■ Page extract:
========

It always pays to shop around. If more mortgage customers didn’t choose to borrow from the trusted institution that held their savings and checking accounts without question, it seems that these customers could have found lower interest rates, particularly if these borrowers were customers of Wells Fargo. The Federal Reserve is alleging that between 2004 and 2008, Wells Fargo sold mortgages with higher interest rates to customers who should have qualified for lower interest rates and changed information on documents, such as income, to make it appear as if these customers didn’t qualify for better rates.
As a result, the Fed is slapping Wells Fargo on the wrist with an $85 million fine and a directive to compensate up to 10,000 affected customers who may receive as much as $20,000 in restitution.
The Fed says that the Wells Fargo Financial subsidiary encouraged its employees’ unethical practices by having sales quotas. The bank doesn’t need to admit they did anything wrong, but in their marketing message, Wells Fargo says the actions of a select number of employees shouldn’t reflect poorly on the company as a whole. The $85 million amounts to just over 2% of Wells Fargo’s second quarter profit, and the bank had already set money aside to compensate the affected customers. A fine of 2% of a company’s quarterly profit is hardly a penalty.
While a financial institution should not lie about your finances to trap you into an expensive loan, potential borrowers should take a few steps to prevent themselves from a bank that might take advantage of them.
- Know your credit. Get a free credit score, free credit reports from AnnualCreditReport.org, and analyze your credit report. There should be no surprises when you apply for a mortgage, and with this knowledge, you should be able to tell if a mortgage broker is lying to you about your score or your credit history.
- Shop around. Yes, it’s difficult to find the right mortgage. It’s easy to be tempted into walking into the bank where you do business and ask to speak to their mortgage consultant. You should do this, but your shopping shouldn’t stop here. Find other local banks, community banks, and credit unions. Look online.
- Know the market. Be aware of the best mortgage interest rates. While companies often advertise their absolute best rates that only those with perfect credit will receive, this should give you an idea of the rates you should expect and prevent you from accepting a deal where the rate is unreasonable.
The conversation usually turns to determining who is to blame: the uninformed customers who end up paying more than they need to, the bank’s representatives who are viewed as trusted experts rather than salespeople trying to meet quotas, or the bank’s management that sets the policy and the environment. Everyone shares some blame, but as a customer, one can’t control anything other than your own actions and reactions to other people. Put yourself in the best situation as possible by understanding your own financial situation and recognizing that when you deal with any company, they are trying to sell you something and not always looking out for your best interest.
Wells Fargo is the bank where, through a series of acquisitions and mergers, I’ve been keeping most of my non-online deposits and active checking accounts for my entire adult life, but if I thought I had been misled I would have no problem moving my accounts elsewhere. I do not have a mortgage or any type of loan from Wells Fargo.

========

(Data records)
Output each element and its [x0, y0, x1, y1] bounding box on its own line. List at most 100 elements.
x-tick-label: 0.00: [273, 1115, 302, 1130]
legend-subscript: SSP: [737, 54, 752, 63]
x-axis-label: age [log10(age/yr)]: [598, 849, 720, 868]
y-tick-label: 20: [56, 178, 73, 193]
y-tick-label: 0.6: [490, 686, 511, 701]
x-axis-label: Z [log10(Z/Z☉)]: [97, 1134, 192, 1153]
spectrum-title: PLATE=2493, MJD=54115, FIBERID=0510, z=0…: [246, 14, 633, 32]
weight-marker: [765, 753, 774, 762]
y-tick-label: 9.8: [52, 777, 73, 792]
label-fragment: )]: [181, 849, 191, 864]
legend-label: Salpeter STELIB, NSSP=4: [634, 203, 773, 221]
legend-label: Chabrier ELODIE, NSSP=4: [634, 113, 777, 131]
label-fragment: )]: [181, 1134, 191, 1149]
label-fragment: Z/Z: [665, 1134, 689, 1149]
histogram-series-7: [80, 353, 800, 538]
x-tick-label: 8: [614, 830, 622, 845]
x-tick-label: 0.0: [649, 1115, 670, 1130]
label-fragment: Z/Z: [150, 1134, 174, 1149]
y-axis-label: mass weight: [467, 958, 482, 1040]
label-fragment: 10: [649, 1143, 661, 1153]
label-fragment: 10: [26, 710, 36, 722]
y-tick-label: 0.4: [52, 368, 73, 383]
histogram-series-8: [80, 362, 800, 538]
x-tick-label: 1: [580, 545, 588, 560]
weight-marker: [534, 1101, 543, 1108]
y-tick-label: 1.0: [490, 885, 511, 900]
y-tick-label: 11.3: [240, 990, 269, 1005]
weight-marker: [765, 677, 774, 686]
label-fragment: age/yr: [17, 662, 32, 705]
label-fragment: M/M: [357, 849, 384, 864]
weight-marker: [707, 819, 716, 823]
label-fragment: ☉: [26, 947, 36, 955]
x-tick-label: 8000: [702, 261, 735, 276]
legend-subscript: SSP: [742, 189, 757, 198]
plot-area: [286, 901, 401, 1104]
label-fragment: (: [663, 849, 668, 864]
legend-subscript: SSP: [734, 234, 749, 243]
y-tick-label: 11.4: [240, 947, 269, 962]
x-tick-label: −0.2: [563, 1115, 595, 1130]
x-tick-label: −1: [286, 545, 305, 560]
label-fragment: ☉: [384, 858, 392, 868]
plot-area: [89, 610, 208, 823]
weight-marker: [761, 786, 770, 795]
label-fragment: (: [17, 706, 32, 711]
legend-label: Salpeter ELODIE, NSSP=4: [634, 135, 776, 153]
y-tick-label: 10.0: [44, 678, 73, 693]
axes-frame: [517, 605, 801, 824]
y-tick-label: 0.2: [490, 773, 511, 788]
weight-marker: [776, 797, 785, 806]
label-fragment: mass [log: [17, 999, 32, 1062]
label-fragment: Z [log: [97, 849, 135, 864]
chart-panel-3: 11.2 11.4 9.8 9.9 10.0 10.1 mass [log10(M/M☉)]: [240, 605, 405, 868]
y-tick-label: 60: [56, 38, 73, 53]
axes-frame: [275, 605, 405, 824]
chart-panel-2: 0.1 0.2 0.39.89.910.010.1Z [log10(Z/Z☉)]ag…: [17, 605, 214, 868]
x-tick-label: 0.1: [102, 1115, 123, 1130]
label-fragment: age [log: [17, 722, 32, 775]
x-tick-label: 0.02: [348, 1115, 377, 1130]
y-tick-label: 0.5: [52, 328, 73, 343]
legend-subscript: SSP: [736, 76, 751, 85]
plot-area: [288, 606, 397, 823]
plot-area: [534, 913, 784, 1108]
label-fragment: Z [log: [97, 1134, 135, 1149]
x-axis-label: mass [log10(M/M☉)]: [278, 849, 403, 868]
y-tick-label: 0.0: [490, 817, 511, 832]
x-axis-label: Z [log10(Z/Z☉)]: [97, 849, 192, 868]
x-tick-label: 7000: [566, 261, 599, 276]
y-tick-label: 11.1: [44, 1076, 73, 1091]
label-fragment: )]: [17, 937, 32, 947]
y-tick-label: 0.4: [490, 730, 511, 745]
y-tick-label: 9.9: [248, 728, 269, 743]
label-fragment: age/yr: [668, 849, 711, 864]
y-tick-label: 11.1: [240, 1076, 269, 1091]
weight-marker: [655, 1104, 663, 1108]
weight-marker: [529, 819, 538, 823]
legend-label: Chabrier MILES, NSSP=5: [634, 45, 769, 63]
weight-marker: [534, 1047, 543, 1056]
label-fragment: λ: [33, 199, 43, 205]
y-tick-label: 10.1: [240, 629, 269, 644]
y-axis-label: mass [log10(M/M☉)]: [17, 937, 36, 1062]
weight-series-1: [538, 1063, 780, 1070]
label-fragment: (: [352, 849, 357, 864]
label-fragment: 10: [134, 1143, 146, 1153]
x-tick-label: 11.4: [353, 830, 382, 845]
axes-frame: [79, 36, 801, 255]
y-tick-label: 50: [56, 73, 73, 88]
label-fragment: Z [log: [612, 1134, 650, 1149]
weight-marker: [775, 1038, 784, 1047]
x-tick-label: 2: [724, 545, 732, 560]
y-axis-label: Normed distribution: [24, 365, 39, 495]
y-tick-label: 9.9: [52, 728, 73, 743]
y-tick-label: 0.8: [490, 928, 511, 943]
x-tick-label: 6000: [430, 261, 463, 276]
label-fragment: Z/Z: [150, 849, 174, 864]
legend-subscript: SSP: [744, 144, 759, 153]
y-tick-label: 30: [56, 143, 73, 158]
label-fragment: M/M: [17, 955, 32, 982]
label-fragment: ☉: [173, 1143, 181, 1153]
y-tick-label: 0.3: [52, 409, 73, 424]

========

■ Exercises to complete:
[1] List the steps the Wells Fargo mortgage article says potential borrowers should take to protect themselves.
[2] Answer these questions using the Wells Fargo mortgage article:
(a) Between which years does the Federal Reserve allege the improper mortgage sales took place?
(b) At most, how much restitution may an affected customer receive?
(c) From what website does the article say free credit reports can be obtained?
[3] Please print the passage of the Wells Fargo mortgage article starting at "It always pays" and ending at "for better rates.".

■ Activity answers:
[1]
- Know your credit.
- Shop around.
- Know the market.

[2]
(a) Between 2004 and 2008.
(b) As much as $20,000.
(c) AnnualCreditReport.org.

[3]
It always pays to shop around. If more mortgage customers didn’t choose to borrow from the trusted institution that held their savings and checking accounts without question, it seems that these customers could have found lower interest rates, particularly if these borrowers were customers of Wells Fargo. The Federal Reserve is alleging that between 2004 and 2008, Wells Fargo sold mortgages with higher interest rates to customers who should have qualified for lower interest rates and changed information on documents, such as income, to make it appear as if these customers didn’t qualify for better rates.